-- STORED DATA start --

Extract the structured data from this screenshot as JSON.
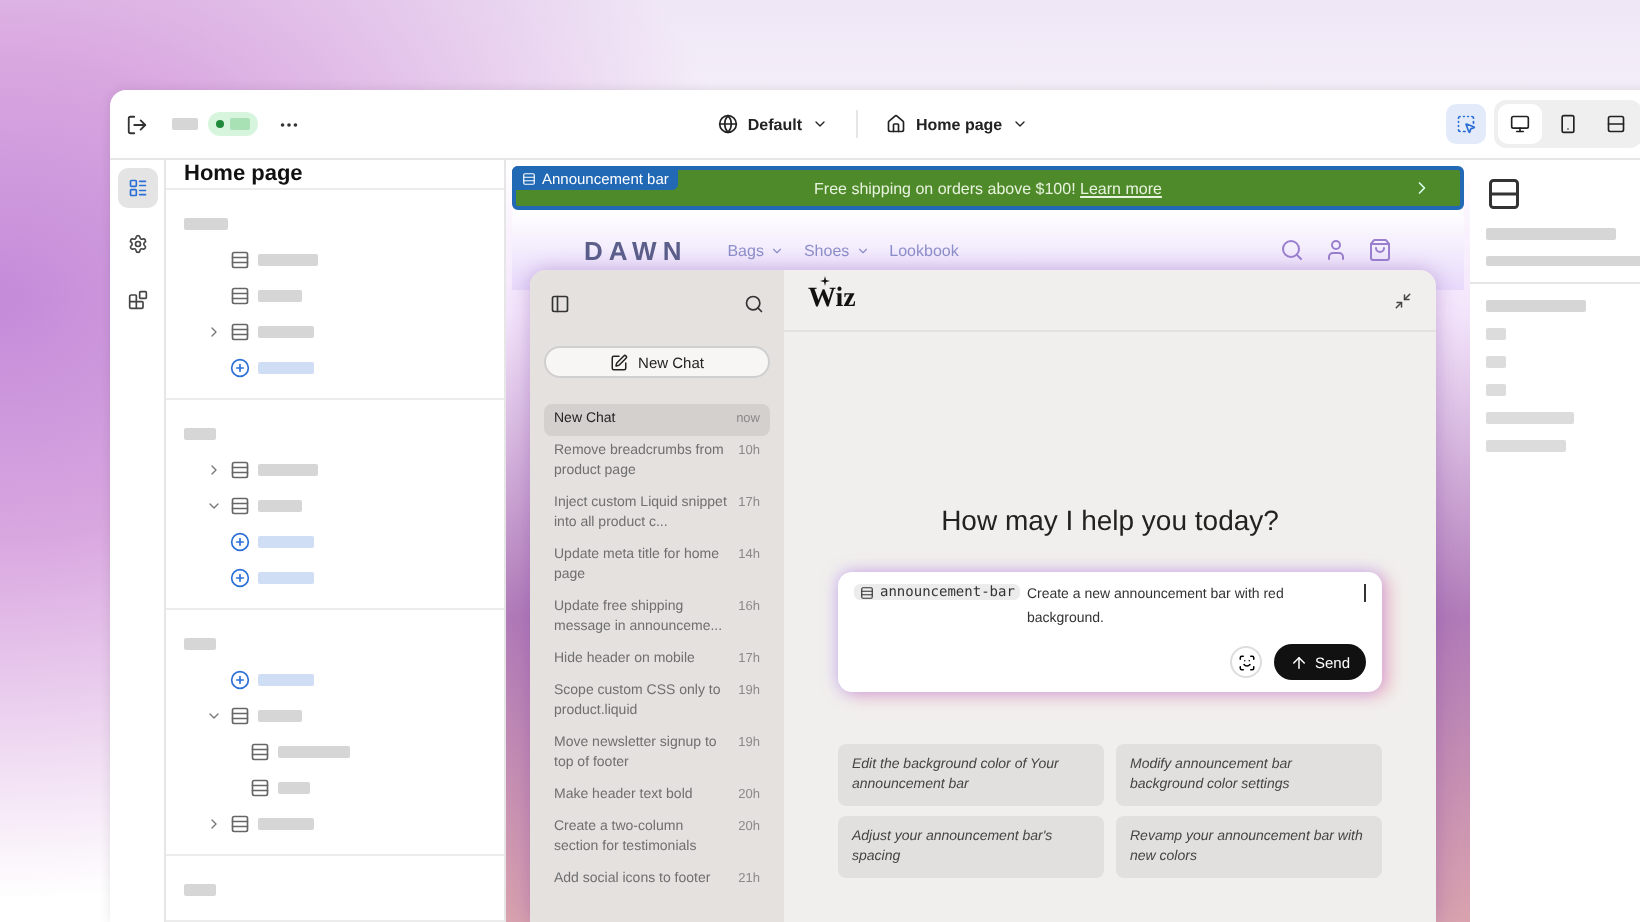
{
  "toolbar": {
    "theme": "Default",
    "page": "Home page",
    "inspector": {
      "selected": true
    },
    "devices": [
      {
        "kind": "desktop",
        "selected": true
      },
      {
        "kind": "mobile",
        "selected": false
      },
      {
        "kind": "fullwidth",
        "selected": false
      }
    ]
  },
  "rail": [
    {
      "kind": "sections",
      "selected": true
    },
    {
      "kind": "settings",
      "selected": false
    },
    {
      "kind": "apps",
      "selected": false
    }
  ],
  "tree": {
    "title": "Home page",
    "groups": [
      {
        "items": [
          {
            "kind": "section"
          },
          {
            "kind": "section"
          },
          {
            "kind": "section",
            "expanded": false
          },
          {
            "kind": "add"
          }
        ]
      },
      {
        "items": [
          {
            "kind": "section",
            "expanded": false
          },
          {
            "kind": "section",
            "expanded": true
          },
          {
            "kind": "add"
          },
          {
            "kind": "add"
          }
        ]
      },
      {
        "items": [
          {
            "kind": "add"
          },
          {
            "kind": "section",
            "expanded": true,
            "children": [
              {
                "kind": "section"
              },
              {
                "kind": "section"
              }
            ]
          },
          {
            "kind": "section",
            "expanded": false
          }
        ]
      }
    ]
  },
  "announcement": {
    "label": "Announcement bar",
    "text": "Free shipping on orders above $100!",
    "link": "Learn more"
  },
  "store": {
    "logo": "DAWN",
    "nav": [
      {
        "label": "Bags",
        "dropdown": true
      },
      {
        "label": "Shoes",
        "dropdown": true
      },
      {
        "label": "Lookbook",
        "dropdown": false
      }
    ]
  },
  "wiz": {
    "logo": "Wiz",
    "new_chat": "New Chat",
    "chats": [
      {
        "title": "New Chat",
        "time": "now",
        "selected": true
      },
      {
        "title": "Remove breadcrumbs from product page",
        "time": "10h",
        "selected": false
      },
      {
        "title": "Inject custom Liquid snippet into all product c...",
        "time": "17h",
        "selected": false
      },
      {
        "title": "Update meta title for home page",
        "time": "14h",
        "selected": false
      },
      {
        "title": "Update free shipping message in announceme...",
        "time": "16h",
        "selected": false
      },
      {
        "title": "Hide header on mobile",
        "time": "17h",
        "selected": false
      },
      {
        "title": "Scope custom CSS only to product.liquid",
        "time": "19h",
        "selected": false
      },
      {
        "title": "Move newsletter signup to top of footer",
        "time": "19h",
        "selected": false
      },
      {
        "title": "Make header text bold",
        "time": "20h",
        "selected": false
      },
      {
        "title": "Create a two-column section for testimonials",
        "time": "20h",
        "selected": false
      },
      {
        "title": "Add social icons to footer",
        "time": "21h",
        "selected": false
      }
    ],
    "greeting": "How may I help you today?",
    "prompt": {
      "chip": "announcement-bar",
      "value": "Create a new announcement bar with red background."
    },
    "send": "Send",
    "suggestions": [
      "Edit the background color of Your announcement bar",
      "Modify announcement bar background color settings",
      "Adjust your announcement bar's spacing",
      "Revamp your announcement bar with new colors"
    ]
  }
}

-- STORED DATA end --

**WRITTEN EXERCISE**
Quote the records in their entirety, keeping the wording exact and excluding pictures.

**REPLY TO THE EXERCISE**
Extract the structured data from this screenshot as JSON.
{
  "toolbar": {
    "theme": "Default",
    "page": "Home page",
    "inspector": {
      "selected": true
    },
    "devices": [
      {
        "kind": "desktop",
        "selected": true
      },
      {
        "kind": "mobile",
        "selected": false
      },
      {
        "kind": "fullwidth",
        "selected": false
      }
    ]
  },
  "rail": [
    {
      "kind": "sections",
      "selected": true
    },
    {
      "kind": "settings",
      "selected": false
    },
    {
      "kind": "apps",
      "selected": false
    }
  ],
  "tree": {
    "title": "Home page",
    "groups": [
      {
        "items": [
          {
            "kind": "section"
          },
          {
            "kind": "section"
          },
          {
            "kind": "section",
            "expanded": false
          },
          {
            "kind": "add"
          }
        ]
      },
      {
        "items": [
          {
            "kind": "section",
            "expanded": false
          },
          {
            "kind": "section",
            "expanded": true
          },
          {
            "kind": "add"
          },
          {
            "kind": "add"
          }
        ]
      },
      {
        "items": [
          {
            "kind": "add"
          },
          {
            "kind": "section",
            "expanded": true,
            "children": [
              {
                "kind": "section"
              },
              {
                "kind": "section"
              }
            ]
          },
          {
            "kind": "section",
            "expanded": false
          }
        ]
      }
    ]
  },
  "announcement": {
    "label": "Announcement bar",
    "text": "Free shipping on orders above $100!",
    "link": "Learn more"
  },
  "store": {
    "logo": "DAWN",
    "nav": [
      {
        "label": "Bags",
        "dropdown": true
      },
      {
        "label": "Shoes",
        "dropdown": true
      },
      {
        "label": "Lookbook",
        "dropdown": false
      }
    ]
  },
  "wiz": {
    "logo": "Wiz",
    "new_chat": "New Chat",
    "chats": [
      {
        "title": "New Chat",
        "time": "now",
        "selected": true
      },
      {
        "title": "Remove breadcrumbs from product page",
        "time": "10h",
        "selected": false
      },
      {
        "title": "Inject custom Liquid snippet into all product c...",
        "time": "17h",
        "selected": false
      },
      {
        "title": "Update meta title for home page",
        "time": "14h",
        "selected": false
      },
      {
        "title": "Update free shipping message in announceme...",
        "time": "16h",
        "selected": false
      },
      {
        "title": "Hide header on mobile",
        "time": "17h",
        "selected": false
      },
      {
        "title": "Scope custom CSS only to product.liquid",
        "time": "19h",
        "selected": false
      },
      {
        "title": "Move newsletter signup to top of footer",
        "time": "19h",
        "selected": false
      },
      {
        "title": "Make header text bold",
        "time": "20h",
        "selected": false
      },
      {
        "title": "Create a two-column section for testimonials",
        "time": "20h",
        "selected": false
      },
      {
        "title": "Add social icons to footer",
        "time": "21h",
        "selected": false
      }
    ],
    "greeting": "How may I help you today?",
    "prompt": {
      "chip": "announcement-bar",
      "value": "Create a new announcement bar with red background."
    },
    "send": "Send",
    "suggestions": [
      "Edit the background color of Your announcement bar",
      "Modify announcement bar background color settings",
      "Adjust your announcement bar's spacing",
      "Revamp your announcement bar with new colors"
    ]
  }
}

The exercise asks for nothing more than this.